Figure collection entries -
________________________

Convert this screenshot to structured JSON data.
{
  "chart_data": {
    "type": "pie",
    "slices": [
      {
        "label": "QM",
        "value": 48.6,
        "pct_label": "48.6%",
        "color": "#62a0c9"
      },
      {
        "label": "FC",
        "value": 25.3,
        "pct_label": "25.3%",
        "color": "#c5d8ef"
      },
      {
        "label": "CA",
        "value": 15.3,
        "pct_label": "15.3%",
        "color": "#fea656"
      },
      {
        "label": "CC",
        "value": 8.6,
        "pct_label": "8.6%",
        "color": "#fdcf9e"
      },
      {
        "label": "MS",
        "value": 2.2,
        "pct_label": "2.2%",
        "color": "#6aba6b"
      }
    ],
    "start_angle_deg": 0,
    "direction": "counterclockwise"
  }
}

________________________

Directive -
Take the material above and return all of it exactly.

Answer to this task -
Convert this screenshot to structured JSON data.
{
  "chart_data": {
    "type": "pie",
    "slices": [
      {
        "label": "QM",
        "value": 48.6,
        "pct_label": "48.6%",
        "color": "#62a0c9"
      },
      {
        "label": "FC",
        "value": 25.3,
        "pct_label": "25.3%",
        "color": "#c5d8ef"
      },
      {
        "label": "CA",
        "value": 15.3,
        "pct_label": "15.3%",
        "color": "#fea656"
      },
      {
        "label": "CC",
        "value": 8.6,
        "pct_label": "8.6%",
        "color": "#fdcf9e"
      },
      {
        "label": "MS",
        "value": 2.2,
        "pct_label": "2.2%",
        "color": "#6aba6b"
      }
    ],
    "start_angle_deg": 0,
    "direction": "counterclockwise"
  }
}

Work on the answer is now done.